Given task: Leave out any pictures and transcribe all other data below exactly.

Supplied information:
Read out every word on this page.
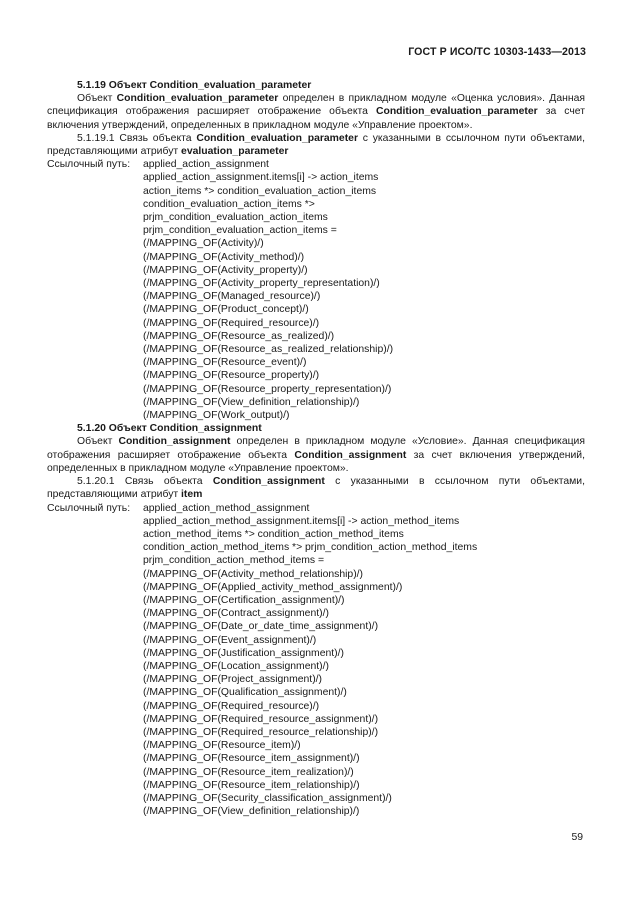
ГОСТ Р ИСО/ТС 10303-1433—2013
5.1.19 Объект Condition_evaluation_parameter
Объект Condition_evaluation_parameter определен в прикладном модуле «Оценка условия». Данная спецификация отображения расширяет отображение объекта Condition_evaluation_parameter за счет включения утверждений, определенных в прикладном модуле «Управление проектом».
5.1.19.1 Связь объекта Condition_evaluation_parameter с указанными в ссылочном пути объектами, представляющими атрибут evaluation_parameter
Ссылочный путь:	applied_action_assignment
applied_action_assignment.items[i] -> action_items
action_items *> condition_evaluation_action_items
condition_evaluation_action_items *>
prjm_condition_evaluation_action_items
prjm_condition_evaluation_action_items =
(/MAPPING_OF(Activity)/)
(/MAPPING_OF(Activity_method)/)
(/MAPPING_OF(Activity_property)/)
(/MAPPING_OF(Activity_property_representation)/)
(/MAPPING_OF(Managed_resource)/)
(/MAPPING_OF(Product_concept)/)
(/MAPPING_OF(Required_resource)/)
(/MAPPING_OF(Resource_as_realized)/)
(/MAPPING_OF(Resource_as_realized_relationship)/)
(/MAPPING_OF(Resource_event)/)
(/MAPPING_OF(Resource_property)/)
(/MAPPING_OF(Resource_property_representation)/)
(/MAPPING_OF(View_definition_relationship)/)
(/MAPPING_OF(Work_output)/)
5.1.20 Объект Condition_assignment
Объект Condition_assignment определен в прикладном модуле «Условие». Данная спецификация отображения расширяет отображение объекта Condition_assignment за счет включения утверждений, определенных в прикладном модуле «Управление проектом».
5.1.20.1 Связь объекта Condition_assignment с указанными в ссылочном пути объектами, представляющими атрибут item
Ссылочный путь:	applied_action_method_assignment
applied_action_method_assignment.items[i] -> action_method_items
action_method_items *> condition_action_method_items
condition_action_method_items *> prjm_condition_action_method_items
prjm_condition_action_method_items =
(/MAPPING_OF(Activity_method_relationship)/)
(/MAPPING_OF(Applied_activity_method_assignment)/)
(/MAPPING_OF(Certification_assignment)/)
(/MAPPING_OF(Contract_assignment)/)
(/MAPPING_OF(Date_or_date_time_assignment)/)
(/MAPPING_OF(Event_assignment)/)
(/MAPPING_OF(Justification_assignment)/)
(/MAPPING_OF(Location_assignment)/)
(/MAPPING_OF(Project_assignment)/)
(/MAPPING_OF(Qualification_assignment)/)
(/MAPPING_OF(Required_resource)/)
(/MAPPING_OF(Required_resource_assignment)/)
(/MAPPING_OF(Required_resource_relationship)/)
(/MAPPING_OF(Resource_item)/)
(/MAPPING_OF(Resource_item_assignment)/)
(/MAPPING_OF(Resource_item_realization)/)
(/MAPPING_OF(Resource_item_relationship)/)
(/MAPPING_OF(Security_classification_assignment)/)
(/MAPPING_OF(View_definition_relationship)/)
59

Response:
Read out every word on this page.
ГОСТ Р ИСО/ТС 10303-1433—2013
5.1.19 Объект Condition_evaluation_parameter
Объект Condition_evaluation_parameter определен в прикладном модуле «Оценка условия». Данная спецификация отображения расширяет отображение объекта Condition_evaluation_parameter за счет включения утверждений, определенных в прикладном модуле «Управление проектом».
5.1.19.1 Связь объекта Condition_evaluation_parameter с указанными в ссылочном пути объектами, представляющими атрибут evaluation_parameter
Ссылочный путь:	applied_action_assignment
applied_action_assignment.items[i] -> action_items
action_items *> condition_evaluation_action_items
condition_evaluation_action_items *>
prjm_condition_evaluation_action_items
prjm_condition_evaluation_action_items =
(/MAPPING_OF(Activity)/)
(/MAPPING_OF(Activity_method)/)
(/MAPPING_OF(Activity_property)/)
(/MAPPING_OF(Activity_property_representation)/)
(/MAPPING_OF(Managed_resource)/)
(/MAPPING_OF(Product_concept)/)
(/MAPPING_OF(Required_resource)/)
(/MAPPING_OF(Resource_as_realized)/)
(/MAPPING_OF(Resource_as_realized_relationship)/)
(/MAPPING_OF(Resource_event)/)
(/MAPPING_OF(Resource_property)/)
(/MAPPING_OF(Resource_property_representation)/)
(/MAPPING_OF(View_definition_relationship)/)
(/MAPPING_OF(Work_output)/)
5.1.20 Объект Condition_assignment
Объект Condition_assignment определен в прикладном модуле «Условие». Данная спецификация отображения расширяет отображение объекта Condition_assignment за счет включения утверждений, определенных в прикладном модуле «Управление проектом».
5.1.20.1 Связь объекта Condition_assignment с указанными в ссылочном пути объектами, представляющими атрибут item
Ссылочный путь:	applied_action_method_assignment
applied_action_method_assignment.items[i] -> action_method_items
action_method_items *> condition_action_method_items
condition_action_method_items *> prjm_condition_action_method_items
prjm_condition_action_method_items =
(/MAPPING_OF(Activity_method_relationship)/)
(/MAPPING_OF(Applied_activity_method_assignment)/)
(/MAPPING_OF(Certification_assignment)/)
(/MAPPING_OF(Contract_assignment)/)
(/MAPPING_OF(Date_or_date_time_assignment)/)
(/MAPPING_OF(Event_assignment)/)
(/MAPPING_OF(Justification_assignment)/)
(/MAPPING_OF(Location_assignment)/)
(/MAPPING_OF(Project_assignment)/)
(/MAPPING_OF(Qualification_assignment)/)
(/MAPPING_OF(Required_resource)/)
(/MAPPING_OF(Required_resource_assignment)/)
(/MAPPING_OF(Required_resource_relationship)/)
(/MAPPING_OF(Resource_item)/)
(/MAPPING_OF(Resource_item_assignment)/)
(/MAPPING_OF(Resource_item_realization)/)
(/MAPPING_OF(Resource_item_relationship)/)
(/MAPPING_OF(Security_classification_assignment)/)
(/MAPPING_OF(View_definition_relationship)/)
59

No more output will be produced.